_Data records_
# # #

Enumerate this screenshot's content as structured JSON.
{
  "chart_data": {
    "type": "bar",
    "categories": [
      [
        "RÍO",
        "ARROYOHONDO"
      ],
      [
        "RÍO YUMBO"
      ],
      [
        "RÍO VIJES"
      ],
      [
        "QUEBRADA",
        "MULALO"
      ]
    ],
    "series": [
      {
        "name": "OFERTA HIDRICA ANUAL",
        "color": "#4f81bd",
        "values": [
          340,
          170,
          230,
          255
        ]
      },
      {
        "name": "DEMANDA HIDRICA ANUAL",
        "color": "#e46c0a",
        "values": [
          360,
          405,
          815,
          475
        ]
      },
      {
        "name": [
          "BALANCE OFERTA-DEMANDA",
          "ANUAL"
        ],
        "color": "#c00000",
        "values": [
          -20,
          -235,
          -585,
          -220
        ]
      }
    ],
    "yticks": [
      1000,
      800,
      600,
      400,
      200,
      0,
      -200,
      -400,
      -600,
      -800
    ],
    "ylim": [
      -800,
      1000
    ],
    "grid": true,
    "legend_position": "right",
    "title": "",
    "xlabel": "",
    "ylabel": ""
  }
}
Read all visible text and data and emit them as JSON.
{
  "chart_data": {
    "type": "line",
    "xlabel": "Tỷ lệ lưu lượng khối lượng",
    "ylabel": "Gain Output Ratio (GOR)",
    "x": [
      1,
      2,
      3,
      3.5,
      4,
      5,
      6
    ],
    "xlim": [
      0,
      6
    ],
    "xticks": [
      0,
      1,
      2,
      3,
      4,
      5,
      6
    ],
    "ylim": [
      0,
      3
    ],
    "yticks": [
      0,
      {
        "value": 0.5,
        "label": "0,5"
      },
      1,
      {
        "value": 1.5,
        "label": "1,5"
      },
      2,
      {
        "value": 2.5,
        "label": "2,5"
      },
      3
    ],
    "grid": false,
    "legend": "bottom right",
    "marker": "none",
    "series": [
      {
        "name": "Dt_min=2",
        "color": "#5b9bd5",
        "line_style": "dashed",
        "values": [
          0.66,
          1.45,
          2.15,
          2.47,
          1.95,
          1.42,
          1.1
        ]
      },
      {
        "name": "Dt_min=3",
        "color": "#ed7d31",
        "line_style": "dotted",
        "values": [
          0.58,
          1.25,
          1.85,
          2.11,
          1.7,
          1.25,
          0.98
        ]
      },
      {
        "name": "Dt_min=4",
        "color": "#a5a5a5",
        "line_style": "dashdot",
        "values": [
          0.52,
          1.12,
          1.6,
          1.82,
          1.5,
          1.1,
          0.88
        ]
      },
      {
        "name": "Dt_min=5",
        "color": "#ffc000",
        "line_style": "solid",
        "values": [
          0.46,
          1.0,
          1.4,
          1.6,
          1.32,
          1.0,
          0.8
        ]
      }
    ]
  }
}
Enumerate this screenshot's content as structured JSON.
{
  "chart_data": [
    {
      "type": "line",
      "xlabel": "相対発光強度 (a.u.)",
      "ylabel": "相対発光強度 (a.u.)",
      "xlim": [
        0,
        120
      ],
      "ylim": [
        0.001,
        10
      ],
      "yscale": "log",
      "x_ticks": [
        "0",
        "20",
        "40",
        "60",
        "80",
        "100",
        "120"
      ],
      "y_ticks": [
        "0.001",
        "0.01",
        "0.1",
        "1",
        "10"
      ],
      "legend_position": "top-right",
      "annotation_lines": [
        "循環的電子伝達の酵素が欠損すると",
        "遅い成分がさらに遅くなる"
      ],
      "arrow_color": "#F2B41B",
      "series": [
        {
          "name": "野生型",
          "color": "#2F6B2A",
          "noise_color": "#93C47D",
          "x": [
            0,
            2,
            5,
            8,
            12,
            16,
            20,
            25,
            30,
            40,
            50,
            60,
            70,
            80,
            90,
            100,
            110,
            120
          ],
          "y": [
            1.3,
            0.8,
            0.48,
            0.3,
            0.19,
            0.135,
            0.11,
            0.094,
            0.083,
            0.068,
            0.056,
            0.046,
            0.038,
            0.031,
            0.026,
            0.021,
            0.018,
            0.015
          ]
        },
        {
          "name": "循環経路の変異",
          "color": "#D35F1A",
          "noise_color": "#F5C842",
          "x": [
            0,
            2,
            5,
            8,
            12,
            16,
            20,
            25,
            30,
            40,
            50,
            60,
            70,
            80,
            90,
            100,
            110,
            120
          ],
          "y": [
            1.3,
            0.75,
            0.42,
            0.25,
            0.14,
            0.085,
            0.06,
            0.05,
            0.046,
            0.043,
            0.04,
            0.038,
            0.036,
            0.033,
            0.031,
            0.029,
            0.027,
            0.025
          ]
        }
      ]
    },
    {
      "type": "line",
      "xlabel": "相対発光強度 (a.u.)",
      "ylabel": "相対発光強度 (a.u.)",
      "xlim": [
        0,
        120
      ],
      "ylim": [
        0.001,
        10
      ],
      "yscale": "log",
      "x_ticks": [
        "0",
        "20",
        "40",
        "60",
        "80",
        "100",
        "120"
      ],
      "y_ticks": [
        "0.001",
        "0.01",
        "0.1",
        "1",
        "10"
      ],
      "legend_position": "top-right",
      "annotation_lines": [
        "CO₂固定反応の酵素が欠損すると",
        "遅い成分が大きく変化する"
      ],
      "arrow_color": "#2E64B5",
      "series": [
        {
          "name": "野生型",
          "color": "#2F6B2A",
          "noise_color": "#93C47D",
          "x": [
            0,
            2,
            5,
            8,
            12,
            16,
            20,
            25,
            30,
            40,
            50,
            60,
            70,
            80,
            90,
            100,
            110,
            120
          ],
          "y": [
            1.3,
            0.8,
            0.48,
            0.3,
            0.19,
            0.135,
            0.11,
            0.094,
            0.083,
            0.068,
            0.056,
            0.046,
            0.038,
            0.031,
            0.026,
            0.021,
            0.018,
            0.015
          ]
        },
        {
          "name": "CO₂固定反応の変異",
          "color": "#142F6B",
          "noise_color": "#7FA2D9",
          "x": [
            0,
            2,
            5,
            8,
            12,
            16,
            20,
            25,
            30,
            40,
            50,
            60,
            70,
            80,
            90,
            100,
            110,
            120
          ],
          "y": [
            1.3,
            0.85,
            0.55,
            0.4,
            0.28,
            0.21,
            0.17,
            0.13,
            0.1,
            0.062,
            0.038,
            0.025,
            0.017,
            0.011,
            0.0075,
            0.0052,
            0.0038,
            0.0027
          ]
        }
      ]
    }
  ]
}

# # #

_Requirement_
Extract the full set of entries word for word.

_Output for this task_
Enumerate this screenshot's content as structured JSON.
{
  "chart_data": {
    "type": "bar",
    "categories": [
      [
        "RÍO",
        "ARROYOHONDO"
      ],
      [
        "RÍO YUMBO"
      ],
      [
        "RÍO VIJES"
      ],
      [
        "QUEBRADA",
        "MULALO"
      ]
    ],
    "series": [
      {
        "name": "OFERTA HIDRICA ANUAL",
        "color": "#4f81bd",
        "values": [
          340,
          170,
          230,
          255
        ]
      },
      {
        "name": "DEMANDA HIDRICA ANUAL",
        "color": "#e46c0a",
        "values": [
          360,
          405,
          815,
          475
        ]
      },
      {
        "name": [
          "BALANCE OFERTA-DEMANDA",
          "ANUAL"
        ],
        "color": "#c00000",
        "values": [
          -20,
          -235,
          -585,
          -220
        ]
      }
    ],
    "yticks": [
      1000,
      800,
      600,
      400,
      200,
      0,
      -200,
      -400,
      -600,
      -800
    ],
    "ylim": [
      -800,
      1000
    ],
    "grid": true,
    "legend_position": "right",
    "title": "",
    "xlabel": "",
    "ylabel": ""
  }
}
Read all visible text and data and emit them as JSON.
{
  "chart_data": {
    "type": "line",
    "xlabel": "Tỷ lệ lưu lượng khối lượng",
    "ylabel": "Gain Output Ratio (GOR)",
    "x": [
      1,
      2,
      3,
      3.5,
      4,
      5,
      6
    ],
    "xlim": [
      0,
      6
    ],
    "xticks": [
      0,
      1,
      2,
      3,
      4,
      5,
      6
    ],
    "ylim": [
      0,
      3
    ],
    "yticks": [
      0,
      {
        "value": 0.5,
        "label": "0,5"
      },
      1,
      {
        "value": 1.5,
        "label": "1,5"
      },
      2,
      {
        "value": 2.5,
        "label": "2,5"
      },
      3
    ],
    "grid": false,
    "legend": "bottom right",
    "marker": "none",
    "series": [
      {
        "name": "Dt_min=2",
        "color": "#5b9bd5",
        "line_style": "dashed",
        "values": [
          0.66,
          1.45,
          2.15,
          2.47,
          1.95,
          1.42,
          1.1
        ]
      },
      {
        "name": "Dt_min=3",
        "color": "#ed7d31",
        "line_style": "dotted",
        "values": [
          0.58,
          1.25,
          1.85,
          2.11,
          1.7,
          1.25,
          0.98
        ]
      },
      {
        "name": "Dt_min=4",
        "color": "#a5a5a5",
        "line_style": "dashdot",
        "values": [
          0.52,
          1.12,
          1.6,
          1.82,
          1.5,
          1.1,
          0.88
        ]
      },
      {
        "name": "Dt_min=5",
        "color": "#ffc000",
        "line_style": "solid",
        "values": [
          0.46,
          1.0,
          1.4,
          1.6,
          1.32,
          1.0,
          0.8
        ]
      }
    ]
  }
}
Enumerate this screenshot's content as structured JSON.
{
  "chart_data": [
    {
      "type": "line",
      "xlabel": "相対発光強度 (a.u.)",
      "ylabel": "相対発光強度 (a.u.)",
      "xlim": [
        0,
        120
      ],
      "ylim": [
        0.001,
        10
      ],
      "yscale": "log",
      "x_ticks": [
        "0",
        "20",
        "40",
        "60",
        "80",
        "100",
        "120"
      ],
      "y_ticks": [
        "0.001",
        "0.01",
        "0.1",
        "1",
        "10"
      ],
      "legend_position": "top-right",
      "annotation_lines": [
        "循環的電子伝達の酵素が欠損すると",
        "遅い成分がさらに遅くなる"
      ],
      "arrow_color": "#F2B41B",
      "series": [
        {
          "name": "野生型",
          "color": "#2F6B2A",
          "noise_color": "#93C47D",
          "x": [
            0,
            2,
            5,
            8,
            12,
            16,
            20,
            25,
            30,
            40,
            50,
            60,
            70,
            80,
            90,
            100,
            110,
            120
          ],
          "y": [
            1.3,
            0.8,
            0.48,
            0.3,
            0.19,
            0.135,
            0.11,
            0.094,
            0.083,
            0.068,
            0.056,
            0.046,
            0.038,
            0.031,
            0.026,
            0.021,
            0.018,
            0.015
          ]
        },
        {
          "name": "循環経路の変異",
          "color": "#D35F1A",
          "noise_color": "#F5C842",
          "x": [
            0,
            2,
            5,
            8,
            12,
            16,
            20,
            25,
            30,
            40,
            50,
            60,
            70,
            80,
            90,
            100,
            110,
            120
          ],
          "y": [
            1.3,
            0.75,
            0.42,
            0.25,
            0.14,
            0.085,
            0.06,
            0.05,
            0.046,
            0.043,
            0.04,
            0.038,
            0.036,
            0.033,
            0.031,
            0.029,
            0.027,
            0.025
          ]
        }
      ]
    },
    {
      "type": "line",
      "xlabel": "相対発光強度 (a.u.)",
      "ylabel": "相対発光強度 (a.u.)",
      "xlim": [
        0,
        120
      ],
      "ylim": [
        0.001,
        10
      ],
      "yscale": "log",
      "x_ticks": [
        "0",
        "20",
        "40",
        "60",
        "80",
        "100",
        "120"
      ],
      "y_ticks": [
        "0.001",
        "0.01",
        "0.1",
        "1",
        "10"
      ],
      "legend_position": "top-right",
      "annotation_lines": [
        "CO₂固定反応の酵素が欠損すると",
        "遅い成分が大きく変化する"
      ],
      "arrow_color": "#2E64B5",
      "series": [
        {
          "name": "野生型",
          "color": "#2F6B2A",
          "noise_color": "#93C47D",
          "x": [
            0,
            2,
            5,
            8,
            12,
            16,
            20,
            25,
            30,
            40,
            50,
            60,
            70,
            80,
            90,
            100,
            110,
            120
          ],
          "y": [
            1.3,
            0.8,
            0.48,
            0.3,
            0.19,
            0.135,
            0.11,
            0.094,
            0.083,
            0.068,
            0.056,
            0.046,
            0.038,
            0.031,
            0.026,
            0.021,
            0.018,
            0.015
          ]
        },
        {
          "name": "CO₂固定反応の変異",
          "color": "#142F6B",
          "noise_color": "#7FA2D9",
          "x": [
            0,
            2,
            5,
            8,
            12,
            16,
            20,
            25,
            30,
            40,
            50,
            60,
            70,
            80,
            90,
            100,
            110,
            120
          ],
          "y": [
            1.3,
            0.85,
            0.55,
            0.4,
            0.28,
            0.21,
            0.17,
            0.13,
            0.1,
            0.062,
            0.038,
            0.025,
            0.017,
            0.011,
            0.0075,
            0.0052,
            0.0038,
            0.0027
          ]
        }
      ]
    }
  ]
}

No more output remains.